**Short exercise:** Exactly reproduce the line containing "What data populates" together with every line after it, through the end of the entries, and give nothing more.

### Data shown

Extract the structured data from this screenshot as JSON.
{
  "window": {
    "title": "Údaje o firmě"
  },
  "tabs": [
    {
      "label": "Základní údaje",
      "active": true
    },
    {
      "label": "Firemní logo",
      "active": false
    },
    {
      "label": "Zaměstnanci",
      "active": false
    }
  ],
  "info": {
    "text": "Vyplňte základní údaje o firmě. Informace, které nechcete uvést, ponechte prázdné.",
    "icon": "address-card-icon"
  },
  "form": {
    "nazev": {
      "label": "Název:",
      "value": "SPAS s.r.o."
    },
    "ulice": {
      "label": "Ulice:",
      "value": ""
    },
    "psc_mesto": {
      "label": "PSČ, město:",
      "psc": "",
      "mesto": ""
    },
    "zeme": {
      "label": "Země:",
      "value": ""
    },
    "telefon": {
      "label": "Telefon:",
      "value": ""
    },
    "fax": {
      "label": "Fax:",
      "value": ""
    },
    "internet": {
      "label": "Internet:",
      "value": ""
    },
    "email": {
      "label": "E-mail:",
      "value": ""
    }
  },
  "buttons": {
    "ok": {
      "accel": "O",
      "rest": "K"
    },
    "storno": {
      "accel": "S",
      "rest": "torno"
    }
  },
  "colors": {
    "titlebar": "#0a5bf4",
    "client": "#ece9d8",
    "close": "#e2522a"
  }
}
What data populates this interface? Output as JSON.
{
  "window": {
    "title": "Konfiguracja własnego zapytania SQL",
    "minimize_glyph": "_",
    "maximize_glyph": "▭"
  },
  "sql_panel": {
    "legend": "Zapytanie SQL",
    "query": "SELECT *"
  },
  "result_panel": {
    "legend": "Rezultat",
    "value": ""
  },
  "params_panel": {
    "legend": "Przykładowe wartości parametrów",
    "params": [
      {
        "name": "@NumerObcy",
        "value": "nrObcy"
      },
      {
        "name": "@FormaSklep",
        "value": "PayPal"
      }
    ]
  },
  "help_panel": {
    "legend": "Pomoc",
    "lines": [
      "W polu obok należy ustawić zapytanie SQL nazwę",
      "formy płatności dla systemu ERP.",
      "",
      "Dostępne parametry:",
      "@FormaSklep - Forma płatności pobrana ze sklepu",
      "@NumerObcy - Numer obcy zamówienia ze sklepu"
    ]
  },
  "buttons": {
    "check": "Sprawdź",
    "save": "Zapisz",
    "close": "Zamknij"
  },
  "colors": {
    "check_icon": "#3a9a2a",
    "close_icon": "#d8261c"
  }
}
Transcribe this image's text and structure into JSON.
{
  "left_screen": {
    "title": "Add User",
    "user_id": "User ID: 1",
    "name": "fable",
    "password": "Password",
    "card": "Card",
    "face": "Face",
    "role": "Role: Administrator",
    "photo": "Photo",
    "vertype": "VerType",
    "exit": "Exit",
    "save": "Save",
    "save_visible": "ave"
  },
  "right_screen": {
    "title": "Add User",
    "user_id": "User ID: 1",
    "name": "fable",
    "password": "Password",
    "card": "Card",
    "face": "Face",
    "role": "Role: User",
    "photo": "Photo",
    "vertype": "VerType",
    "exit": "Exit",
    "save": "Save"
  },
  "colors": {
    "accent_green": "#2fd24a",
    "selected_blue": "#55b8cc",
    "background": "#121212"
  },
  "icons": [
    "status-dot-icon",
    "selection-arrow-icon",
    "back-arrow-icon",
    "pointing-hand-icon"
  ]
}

######

**Correct answer:**
What data populates this interface? Output as JSON.
{
  "window": {
    "title": "Konfiguracja własnego zapytania SQL",
    "minimize_glyph": "_",
    "maximize_glyph": "▭"
  },
  "sql_panel": {
    "legend": "Zapytanie SQL",
    "query": "SELECT *"
  },
  "result_panel": {
    "legend": "Rezultat",
    "value": ""
  },
  "params_panel": {
    "legend": "Przykładowe wartości parametrów",
    "params": [
      {
        "name": "@NumerObcy",
        "value": "nrObcy"
      },
      {
        "name": "@FormaSklep",
        "value": "PayPal"
      }
    ]
  },
  "help_panel": {
    "legend": "Pomoc",
    "lines": [
      "W polu obok należy ustawić zapytanie SQL nazwę",
      "formy płatności dla systemu ERP.",
      "",
      "Dostępne parametry:",
      "@FormaSklep - Forma płatności pobrana ze sklepu",
      "@NumerObcy - Numer obcy zamówienia ze sklepu"
    ]
  },
  "buttons": {
    "check": "Sprawdź",
    "save": "Zapisz",
    "close": "Zamknij"
  },
  "colors": {
    "check_icon": "#3a9a2a",
    "close_icon": "#d8261c"
  }
}
Transcribe this image's text and structure into JSON.
{
  "left_screen": {
    "title": "Add User",
    "user_id": "User ID: 1",
    "name": "fable",
    "password": "Password",
    "card": "Card",
    "face": "Face",
    "role": "Role: Administrator",
    "photo": "Photo",
    "vertype": "VerType",
    "exit": "Exit",
    "save": "Save",
    "save_visible": "ave"
  },
  "right_screen": {
    "title": "Add User",
    "user_id": "User ID: 1",
    "name": "fable",
    "password": "Password",
    "card": "Card",
    "face": "Face",
    "role": "Role: User",
    "photo": "Photo",
    "vertype": "VerType",
    "exit": "Exit",
    "save": "Save"
  },
  "colors": {
    "accent_green": "#2fd24a",
    "selected_blue": "#55b8cc",
    "background": "#121212"
  },
  "icons": [
    "status-dot-icon",
    "selection-arrow-icon",
    "back-arrow-icon",
    "pointing-hand-icon"
  ]
}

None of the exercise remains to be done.